TESTO DI LETTURA:
◇ ◇ ◇ ◇ ◇

Una Bohème monocromatica distante dalla tradizione!

Jimmy Milanese

Sembra strano da immaginare, ora che festeggiamo il suo 150° anniversario ma, almeno per la lirica, l’Unità d’Italia rappresentò un vero e proprio disastro. Infatti, se molti dei regni, ducati e principati spazzati via dal Risorgimento erano sempre stati disponibili a sovvenzionare i propri teatri lirici, già il primo governo repubblicano di Cavour iniziò a vedere di cattivo occhio il costante indebitamento del settore lirico-operistico. A partire dal 1861, governi di breve o brevissima durata presieduti dalla destra storica si alternarono ad altrettanto brevi governi della sinistra storica, ma di questa alternanza i teatri lirici praticamente non beneficiarono quasi nulla. Dal punto di vista musicale, l’Italia uscita dal processo di unificazione era poco più che un deserto, agli antipodi rispetto al vivace mondo mitteleuropeo o anglosassone che accoglieva con entusiasmo tutto il frutto dell’italico ingegno che, in quegli anni, aveva il nome di Rossini, Donizetti, Bellini e Verdi.

Superata la metà del secondo ottocento, seppur giunto verso la fine della sua gloriosa carriera, Verdi rimaneva ancora un modello inimitabile e per questo tenuto a debita distanza dai giovani compositori. Il grande pubblico preferiva rivedere le opere del grande maestro piuttosto che quelle di giovani autori o compositori europei. In altre parole, un certo conservatorismo culturale impediva alla cultura europea di penetrare i nostri confini nazionali, mentre oltreconfine il nostro teatro lirico era apprezzato e rappresentato.

◇ ◇ ◇ ◇ ◇

RIGHE:
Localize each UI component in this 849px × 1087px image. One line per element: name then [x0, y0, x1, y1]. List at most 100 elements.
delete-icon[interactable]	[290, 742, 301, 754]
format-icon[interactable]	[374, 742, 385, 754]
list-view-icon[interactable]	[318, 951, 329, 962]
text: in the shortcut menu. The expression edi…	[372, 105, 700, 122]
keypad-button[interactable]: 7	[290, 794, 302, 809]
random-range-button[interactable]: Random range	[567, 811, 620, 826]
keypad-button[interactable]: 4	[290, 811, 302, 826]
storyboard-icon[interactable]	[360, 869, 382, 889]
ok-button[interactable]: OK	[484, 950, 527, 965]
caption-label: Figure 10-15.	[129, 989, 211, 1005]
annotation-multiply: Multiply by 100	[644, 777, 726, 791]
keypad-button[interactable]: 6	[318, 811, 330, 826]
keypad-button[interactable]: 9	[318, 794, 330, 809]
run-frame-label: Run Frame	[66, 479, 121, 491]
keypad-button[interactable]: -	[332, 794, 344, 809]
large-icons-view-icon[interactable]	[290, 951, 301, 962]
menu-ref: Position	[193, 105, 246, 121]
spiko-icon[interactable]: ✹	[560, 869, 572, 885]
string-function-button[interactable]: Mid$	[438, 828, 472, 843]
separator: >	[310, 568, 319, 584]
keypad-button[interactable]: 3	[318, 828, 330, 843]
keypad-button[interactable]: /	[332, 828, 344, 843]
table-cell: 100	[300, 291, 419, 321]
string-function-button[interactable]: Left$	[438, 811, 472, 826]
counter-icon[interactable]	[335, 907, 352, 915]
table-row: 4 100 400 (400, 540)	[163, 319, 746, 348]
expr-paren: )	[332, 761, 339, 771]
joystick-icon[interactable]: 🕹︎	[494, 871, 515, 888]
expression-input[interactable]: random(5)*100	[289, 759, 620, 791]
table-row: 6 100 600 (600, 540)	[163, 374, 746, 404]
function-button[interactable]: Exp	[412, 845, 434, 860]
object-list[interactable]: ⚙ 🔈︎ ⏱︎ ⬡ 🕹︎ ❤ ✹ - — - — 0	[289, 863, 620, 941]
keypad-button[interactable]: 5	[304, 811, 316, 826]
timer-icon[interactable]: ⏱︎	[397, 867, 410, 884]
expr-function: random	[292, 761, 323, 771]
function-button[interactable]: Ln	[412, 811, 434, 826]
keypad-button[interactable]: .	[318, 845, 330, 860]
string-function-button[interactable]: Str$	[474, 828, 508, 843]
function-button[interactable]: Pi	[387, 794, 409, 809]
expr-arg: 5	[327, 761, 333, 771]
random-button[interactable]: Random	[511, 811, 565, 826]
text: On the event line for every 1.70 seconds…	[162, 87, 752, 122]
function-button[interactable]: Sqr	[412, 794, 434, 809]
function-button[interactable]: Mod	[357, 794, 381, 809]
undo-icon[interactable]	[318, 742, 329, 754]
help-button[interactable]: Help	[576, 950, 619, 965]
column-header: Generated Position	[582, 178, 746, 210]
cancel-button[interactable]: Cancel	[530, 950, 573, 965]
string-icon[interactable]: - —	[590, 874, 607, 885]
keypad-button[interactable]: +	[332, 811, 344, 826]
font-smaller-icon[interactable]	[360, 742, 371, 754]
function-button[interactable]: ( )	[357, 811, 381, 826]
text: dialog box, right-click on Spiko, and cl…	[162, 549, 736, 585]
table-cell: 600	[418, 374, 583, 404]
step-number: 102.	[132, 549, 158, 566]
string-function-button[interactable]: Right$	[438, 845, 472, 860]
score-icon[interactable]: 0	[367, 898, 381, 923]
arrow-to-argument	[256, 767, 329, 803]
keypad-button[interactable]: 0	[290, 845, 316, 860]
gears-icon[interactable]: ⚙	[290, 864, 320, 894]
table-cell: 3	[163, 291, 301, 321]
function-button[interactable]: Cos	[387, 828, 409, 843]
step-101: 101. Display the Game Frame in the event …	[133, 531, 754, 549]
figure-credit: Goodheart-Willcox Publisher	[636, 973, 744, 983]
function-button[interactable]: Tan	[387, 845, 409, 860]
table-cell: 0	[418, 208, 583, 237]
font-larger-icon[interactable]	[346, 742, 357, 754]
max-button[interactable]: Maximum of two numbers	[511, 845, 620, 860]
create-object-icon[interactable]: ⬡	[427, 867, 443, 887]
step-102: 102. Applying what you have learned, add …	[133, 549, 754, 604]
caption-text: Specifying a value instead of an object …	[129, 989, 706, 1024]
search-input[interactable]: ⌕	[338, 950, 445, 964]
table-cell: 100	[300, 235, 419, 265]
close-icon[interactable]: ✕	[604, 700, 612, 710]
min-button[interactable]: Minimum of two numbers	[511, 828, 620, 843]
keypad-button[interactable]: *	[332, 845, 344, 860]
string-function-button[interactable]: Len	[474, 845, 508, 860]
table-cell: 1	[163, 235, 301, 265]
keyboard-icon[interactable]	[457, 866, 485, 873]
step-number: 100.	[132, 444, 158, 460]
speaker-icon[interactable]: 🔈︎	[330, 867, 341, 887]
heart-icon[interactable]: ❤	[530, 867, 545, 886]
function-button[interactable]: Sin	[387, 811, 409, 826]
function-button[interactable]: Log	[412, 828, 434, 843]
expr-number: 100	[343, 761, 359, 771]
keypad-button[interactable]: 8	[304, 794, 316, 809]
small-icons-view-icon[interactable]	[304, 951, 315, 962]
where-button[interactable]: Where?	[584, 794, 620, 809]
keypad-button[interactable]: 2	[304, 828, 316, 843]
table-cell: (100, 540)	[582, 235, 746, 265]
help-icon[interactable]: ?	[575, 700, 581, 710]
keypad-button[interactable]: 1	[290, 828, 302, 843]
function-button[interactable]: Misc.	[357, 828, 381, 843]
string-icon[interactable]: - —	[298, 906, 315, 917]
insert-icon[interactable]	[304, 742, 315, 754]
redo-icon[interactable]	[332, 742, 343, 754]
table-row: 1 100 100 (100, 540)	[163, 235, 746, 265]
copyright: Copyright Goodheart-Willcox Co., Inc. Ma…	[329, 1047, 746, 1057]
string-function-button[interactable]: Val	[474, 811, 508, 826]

◇ ◇ ◇ ◇ ◇

COSA SI CHIEDE:
Estrai per intero il testo di lettura sulla lirica dopo l'Unità d'Italia riportato sopra. Ricopialo parola per parola, senza alcuna modifica.

RISPOSTA:
Una Bohème monocromatica distante dalla tradizione!

Jimmy Milanese

Sembra strano da immaginare, ora che festeggiamo il suo 150° anniversario ma, almeno per la lirica, l’Unità d’Italia rappresentò un vero e proprio disastro. Infatti, se molti dei regni, ducati e principati spazzati via dal Risorgimento erano sempre stati disponibili a sovvenzionare i propri teatri lirici, già il primo governo repubblicano di Cavour iniziò a vedere di cattivo occhio il costante indebitamento del settore lirico-operistico. A partire dal 1861, governi di breve o brevissima durata presieduti dalla destra storica si alternarono ad altrettanto brevi governi della sinistra storica, ma di questa alternanza i teatri lirici praticamente non beneficiarono quasi nulla. Dal punto di vista musicale, l’Italia uscita dal processo di unificazione era poco più che un deserto, agli antipodi rispetto al vivace mondo mitteleuropeo o anglosassone che accoglieva con entusiasmo tutto il frutto dell’italico ingegno che, in quegli anni, aveva il nome di Rossini, Donizetti, Bellini e Verdi.

Superata la metà del secondo ottocento, seppur giunto verso la fine della sua gloriosa carriera, Verdi rimaneva ancora un modello inimitabile e per questo tenuto a debita distanza dai giovani compositori. Il grande pubblico preferiva rivedere le opere del grande maestro piuttosto che quelle di giovani autori o compositori europei. In altre parole, un certo conservatorismo culturale impediva alla cultura europea di penetrare i nostri confini nazionali, mentre oltreconfine il nostro teatro lirico era apprezzato e rappresentato.